Each record needs to be echoed exactly; can you do that?

### Supplied material ###

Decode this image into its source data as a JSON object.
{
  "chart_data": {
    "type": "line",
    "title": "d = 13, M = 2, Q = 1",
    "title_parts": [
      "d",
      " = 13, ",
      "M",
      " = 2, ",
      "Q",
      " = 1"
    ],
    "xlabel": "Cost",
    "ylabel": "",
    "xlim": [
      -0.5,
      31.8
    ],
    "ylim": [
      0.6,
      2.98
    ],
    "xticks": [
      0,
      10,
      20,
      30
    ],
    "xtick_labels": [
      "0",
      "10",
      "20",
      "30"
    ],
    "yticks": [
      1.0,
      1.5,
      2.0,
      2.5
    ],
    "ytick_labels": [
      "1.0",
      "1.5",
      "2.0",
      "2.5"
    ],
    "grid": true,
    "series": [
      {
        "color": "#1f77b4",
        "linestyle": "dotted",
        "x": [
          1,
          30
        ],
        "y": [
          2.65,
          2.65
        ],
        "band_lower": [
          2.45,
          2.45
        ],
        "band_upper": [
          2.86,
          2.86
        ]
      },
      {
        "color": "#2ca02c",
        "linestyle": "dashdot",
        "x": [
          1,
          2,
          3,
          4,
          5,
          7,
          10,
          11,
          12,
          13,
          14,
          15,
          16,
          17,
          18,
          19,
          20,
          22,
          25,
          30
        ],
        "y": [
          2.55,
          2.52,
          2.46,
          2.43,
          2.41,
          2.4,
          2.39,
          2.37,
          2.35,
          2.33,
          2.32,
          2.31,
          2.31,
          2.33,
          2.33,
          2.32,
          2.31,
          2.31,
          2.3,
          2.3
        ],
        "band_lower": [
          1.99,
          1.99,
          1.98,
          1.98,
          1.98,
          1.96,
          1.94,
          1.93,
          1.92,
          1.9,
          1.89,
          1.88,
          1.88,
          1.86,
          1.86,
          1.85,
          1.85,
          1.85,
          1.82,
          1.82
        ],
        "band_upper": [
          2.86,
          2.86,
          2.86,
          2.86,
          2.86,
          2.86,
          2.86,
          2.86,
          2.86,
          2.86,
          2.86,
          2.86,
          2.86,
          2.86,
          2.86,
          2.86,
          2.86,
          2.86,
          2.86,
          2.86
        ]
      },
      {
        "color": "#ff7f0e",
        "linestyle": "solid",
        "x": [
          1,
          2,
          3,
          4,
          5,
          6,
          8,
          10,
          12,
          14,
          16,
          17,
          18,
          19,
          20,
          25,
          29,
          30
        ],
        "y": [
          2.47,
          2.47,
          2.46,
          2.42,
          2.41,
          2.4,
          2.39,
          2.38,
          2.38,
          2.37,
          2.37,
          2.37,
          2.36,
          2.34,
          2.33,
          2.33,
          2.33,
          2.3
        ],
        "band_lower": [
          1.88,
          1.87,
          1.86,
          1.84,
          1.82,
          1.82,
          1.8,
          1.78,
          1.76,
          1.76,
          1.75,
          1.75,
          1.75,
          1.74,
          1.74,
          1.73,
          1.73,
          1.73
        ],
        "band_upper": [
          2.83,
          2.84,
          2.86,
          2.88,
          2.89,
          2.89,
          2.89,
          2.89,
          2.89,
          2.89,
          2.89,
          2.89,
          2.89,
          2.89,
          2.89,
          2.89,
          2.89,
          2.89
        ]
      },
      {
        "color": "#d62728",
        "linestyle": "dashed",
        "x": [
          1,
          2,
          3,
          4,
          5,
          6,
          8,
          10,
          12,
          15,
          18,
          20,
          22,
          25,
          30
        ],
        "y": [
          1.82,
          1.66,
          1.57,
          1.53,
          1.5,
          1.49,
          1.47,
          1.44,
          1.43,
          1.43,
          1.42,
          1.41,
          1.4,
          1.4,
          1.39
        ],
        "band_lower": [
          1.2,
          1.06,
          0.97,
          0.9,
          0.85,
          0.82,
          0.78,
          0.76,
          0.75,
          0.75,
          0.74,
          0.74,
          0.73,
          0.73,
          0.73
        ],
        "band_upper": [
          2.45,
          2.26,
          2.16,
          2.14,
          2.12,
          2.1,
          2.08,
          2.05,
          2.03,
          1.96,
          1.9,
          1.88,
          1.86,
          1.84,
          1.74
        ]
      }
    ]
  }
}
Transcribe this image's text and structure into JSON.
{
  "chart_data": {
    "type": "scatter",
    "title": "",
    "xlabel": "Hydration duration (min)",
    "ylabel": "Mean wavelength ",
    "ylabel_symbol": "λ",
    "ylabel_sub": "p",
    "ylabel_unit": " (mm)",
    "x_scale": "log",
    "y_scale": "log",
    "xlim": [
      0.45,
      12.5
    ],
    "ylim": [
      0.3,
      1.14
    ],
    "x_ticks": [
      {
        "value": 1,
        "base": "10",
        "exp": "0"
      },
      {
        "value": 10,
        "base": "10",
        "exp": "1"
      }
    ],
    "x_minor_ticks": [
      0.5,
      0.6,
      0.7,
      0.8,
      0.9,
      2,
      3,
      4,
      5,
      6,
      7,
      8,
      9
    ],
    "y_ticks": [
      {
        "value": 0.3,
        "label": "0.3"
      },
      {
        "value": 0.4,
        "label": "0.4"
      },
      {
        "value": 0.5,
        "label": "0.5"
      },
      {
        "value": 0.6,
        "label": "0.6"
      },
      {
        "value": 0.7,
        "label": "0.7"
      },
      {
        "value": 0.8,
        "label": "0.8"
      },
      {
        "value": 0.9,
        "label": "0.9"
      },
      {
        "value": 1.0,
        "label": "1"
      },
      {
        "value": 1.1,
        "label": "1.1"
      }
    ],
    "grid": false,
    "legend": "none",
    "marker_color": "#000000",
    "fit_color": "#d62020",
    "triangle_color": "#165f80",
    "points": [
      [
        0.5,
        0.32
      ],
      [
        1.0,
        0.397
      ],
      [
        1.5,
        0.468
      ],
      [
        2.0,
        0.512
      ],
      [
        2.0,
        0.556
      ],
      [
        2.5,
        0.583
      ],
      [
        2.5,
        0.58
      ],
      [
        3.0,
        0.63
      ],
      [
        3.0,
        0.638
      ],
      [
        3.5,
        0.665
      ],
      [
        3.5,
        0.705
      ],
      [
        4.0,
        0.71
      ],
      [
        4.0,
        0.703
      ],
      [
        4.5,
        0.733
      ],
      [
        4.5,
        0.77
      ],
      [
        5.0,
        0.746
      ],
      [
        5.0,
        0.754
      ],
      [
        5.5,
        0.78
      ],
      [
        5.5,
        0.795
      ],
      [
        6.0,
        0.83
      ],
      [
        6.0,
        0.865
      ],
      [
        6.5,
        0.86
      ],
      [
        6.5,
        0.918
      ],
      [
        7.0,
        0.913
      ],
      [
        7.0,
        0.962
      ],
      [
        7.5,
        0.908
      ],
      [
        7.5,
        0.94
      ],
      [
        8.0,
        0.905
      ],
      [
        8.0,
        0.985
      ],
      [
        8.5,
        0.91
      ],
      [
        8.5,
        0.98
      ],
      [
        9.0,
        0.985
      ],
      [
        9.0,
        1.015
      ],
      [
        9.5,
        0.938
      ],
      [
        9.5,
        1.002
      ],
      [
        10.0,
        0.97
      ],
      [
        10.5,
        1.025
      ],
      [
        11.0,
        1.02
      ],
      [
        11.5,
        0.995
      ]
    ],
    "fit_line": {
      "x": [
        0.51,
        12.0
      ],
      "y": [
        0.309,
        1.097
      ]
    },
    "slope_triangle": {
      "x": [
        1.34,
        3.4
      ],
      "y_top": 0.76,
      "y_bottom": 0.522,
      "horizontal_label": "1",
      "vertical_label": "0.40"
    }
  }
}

###

Task response:
Decode this image into its source data as a JSON object.
{
  "chart_data": {
    "type": "line",
    "title": "d = 13, M = 2, Q = 1",
    "title_parts": [
      "d",
      " = 13, ",
      "M",
      " = 2, ",
      "Q",
      " = 1"
    ],
    "xlabel": "Cost",
    "ylabel": "",
    "xlim": [
      -0.5,
      31.8
    ],
    "ylim": [
      0.6,
      2.98
    ],
    "xticks": [
      0,
      10,
      20,
      30
    ],
    "xtick_labels": [
      "0",
      "10",
      "20",
      "30"
    ],
    "yticks": [
      1.0,
      1.5,
      2.0,
      2.5
    ],
    "ytick_labels": [
      "1.0",
      "1.5",
      "2.0",
      "2.5"
    ],
    "grid": true,
    "series": [
      {
        "color": "#1f77b4",
        "linestyle": "dotted",
        "x": [
          1,
          30
        ],
        "y": [
          2.65,
          2.65
        ],
        "band_lower": [
          2.45,
          2.45
        ],
        "band_upper": [
          2.86,
          2.86
        ]
      },
      {
        "color": "#2ca02c",
        "linestyle": "dashdot",
        "x": [
          1,
          2,
          3,
          4,
          5,
          7,
          10,
          11,
          12,
          13,
          14,
          15,
          16,
          17,
          18,
          19,
          20,
          22,
          25,
          30
        ],
        "y": [
          2.55,
          2.52,
          2.46,
          2.43,
          2.41,
          2.4,
          2.39,
          2.37,
          2.35,
          2.33,
          2.32,
          2.31,
          2.31,
          2.33,
          2.33,
          2.32,
          2.31,
          2.31,
          2.3,
          2.3
        ],
        "band_lower": [
          1.99,
          1.99,
          1.98,
          1.98,
          1.98,
          1.96,
          1.94,
          1.93,
          1.92,
          1.9,
          1.89,
          1.88,
          1.88,
          1.86,
          1.86,
          1.85,
          1.85,
          1.85,
          1.82,
          1.82
        ],
        "band_upper": [
          2.86,
          2.86,
          2.86,
          2.86,
          2.86,
          2.86,
          2.86,
          2.86,
          2.86,
          2.86,
          2.86,
          2.86,
          2.86,
          2.86,
          2.86,
          2.86,
          2.86,
          2.86,
          2.86,
          2.86
        ]
      },
      {
        "color": "#ff7f0e",
        "linestyle": "solid",
        "x": [
          1,
          2,
          3,
          4,
          5,
          6,
          8,
          10,
          12,
          14,
          16,
          17,
          18,
          19,
          20,
          25,
          29,
          30
        ],
        "y": [
          2.47,
          2.47,
          2.46,
          2.42,
          2.41,
          2.4,
          2.39,
          2.38,
          2.38,
          2.37,
          2.37,
          2.37,
          2.36,
          2.34,
          2.33,
          2.33,
          2.33,
          2.3
        ],
        "band_lower": [
          1.88,
          1.87,
          1.86,
          1.84,
          1.82,
          1.82,
          1.8,
          1.78,
          1.76,
          1.76,
          1.75,
          1.75,
          1.75,
          1.74,
          1.74,
          1.73,
          1.73,
          1.73
        ],
        "band_upper": [
          2.83,
          2.84,
          2.86,
          2.88,
          2.89,
          2.89,
          2.89,
          2.89,
          2.89,
          2.89,
          2.89,
          2.89,
          2.89,
          2.89,
          2.89,
          2.89,
          2.89,
          2.89
        ]
      },
      {
        "color": "#d62728",
        "linestyle": "dashed",
        "x": [
          1,
          2,
          3,
          4,
          5,
          6,
          8,
          10,
          12,
          15,
          18,
          20,
          22,
          25,
          30
        ],
        "y": [
          1.82,
          1.66,
          1.57,
          1.53,
          1.5,
          1.49,
          1.47,
          1.44,
          1.43,
          1.43,
          1.42,
          1.41,
          1.4,
          1.4,
          1.39
        ],
        "band_lower": [
          1.2,
          1.06,
          0.97,
          0.9,
          0.85,
          0.82,
          0.78,
          0.76,
          0.75,
          0.75,
          0.74,
          0.74,
          0.73,
          0.73,
          0.73
        ],
        "band_upper": [
          2.45,
          2.26,
          2.16,
          2.14,
          2.12,
          2.1,
          2.08,
          2.05,
          2.03,
          1.96,
          1.9,
          1.88,
          1.86,
          1.84,
          1.74
        ]
      }
    ]
  }
}
Transcribe this image's text and structure into JSON.
{
  "chart_data": {
    "type": "scatter",
    "title": "",
    "xlabel": "Hydration duration (min)",
    "ylabel": "Mean wavelength ",
    "ylabel_symbol": "λ",
    "ylabel_sub": "p",
    "ylabel_unit": " (mm)",
    "x_scale": "log",
    "y_scale": "log",
    "xlim": [
      0.45,
      12.5
    ],
    "ylim": [
      0.3,
      1.14
    ],
    "x_ticks": [
      {
        "value": 1,
        "base": "10",
        "exp": "0"
      },
      {
        "value": 10,
        "base": "10",
        "exp": "1"
      }
    ],
    "x_minor_ticks": [
      0.5,
      0.6,
      0.7,
      0.8,
      0.9,
      2,
      3,
      4,
      5,
      6,
      7,
      8,
      9
    ],
    "y_ticks": [
      {
        "value": 0.3,
        "label": "0.3"
      },
      {
        "value": 0.4,
        "label": "0.4"
      },
      {
        "value": 0.5,
        "label": "0.5"
      },
      {
        "value": 0.6,
        "label": "0.6"
      },
      {
        "value": 0.7,
        "label": "0.7"
      },
      {
        "value": 0.8,
        "label": "0.8"
      },
      {
        "value": 0.9,
        "label": "0.9"
      },
      {
        "value": 1.0,
        "label": "1"
      },
      {
        "value": 1.1,
        "label": "1.1"
      }
    ],
    "grid": false,
    "legend": "none",
    "marker_color": "#000000",
    "fit_color": "#d62020",
    "triangle_color": "#165f80",
    "points": [
      [
        0.5,
        0.32
      ],
      [
        1.0,
        0.397
      ],
      [
        1.5,
        0.468
      ],
      [
        2.0,
        0.512
      ],
      [
        2.0,
        0.556
      ],
      [
        2.5,
        0.583
      ],
      [
        2.5,
        0.58
      ],
      [
        3.0,
        0.63
      ],
      [
        3.0,
        0.638
      ],
      [
        3.5,
        0.665
      ],
      [
        3.5,
        0.705
      ],
      [
        4.0,
        0.71
      ],
      [
        4.0,
        0.703
      ],
      [
        4.5,
        0.733
      ],
      [
        4.5,
        0.77
      ],
      [
        5.0,
        0.746
      ],
      [
        5.0,
        0.754
      ],
      [
        5.5,
        0.78
      ],
      [
        5.5,
        0.795
      ],
      [
        6.0,
        0.83
      ],
      [
        6.0,
        0.865
      ],
      [
        6.5,
        0.86
      ],
      [
        6.5,
        0.918
      ],
      [
        7.0,
        0.913
      ],
      [
        7.0,
        0.962
      ],
      [
        7.5,
        0.908
      ],
      [
        7.5,
        0.94
      ],
      [
        8.0,
        0.905
      ],
      [
        8.0,
        0.985
      ],
      [
        8.5,
        0.91
      ],
      [
        8.5,
        0.98
      ],
      [
        9.0,
        0.985
      ],
      [
        9.0,
        1.015
      ],
      [
        9.5,
        0.938
      ],
      [
        9.5,
        1.002
      ],
      [
        10.0,
        0.97
      ],
      [
        10.5,
        1.025
      ],
      [
        11.0,
        1.02
      ],
      [
        11.5,
        0.995
      ]
    ],
    "fit_line": {
      "x": [
        0.51,
        12.0
      ],
      "y": [
        0.309,
        1.097
      ]
    },
    "slope_triangle": {
      "x": [
        1.34,
        3.4
      ],
      "y_top": 0.76,
      "y_bottom": 0.522,
      "horizontal_label": "1",
      "vertical_label": "0.40"
    }
  }
}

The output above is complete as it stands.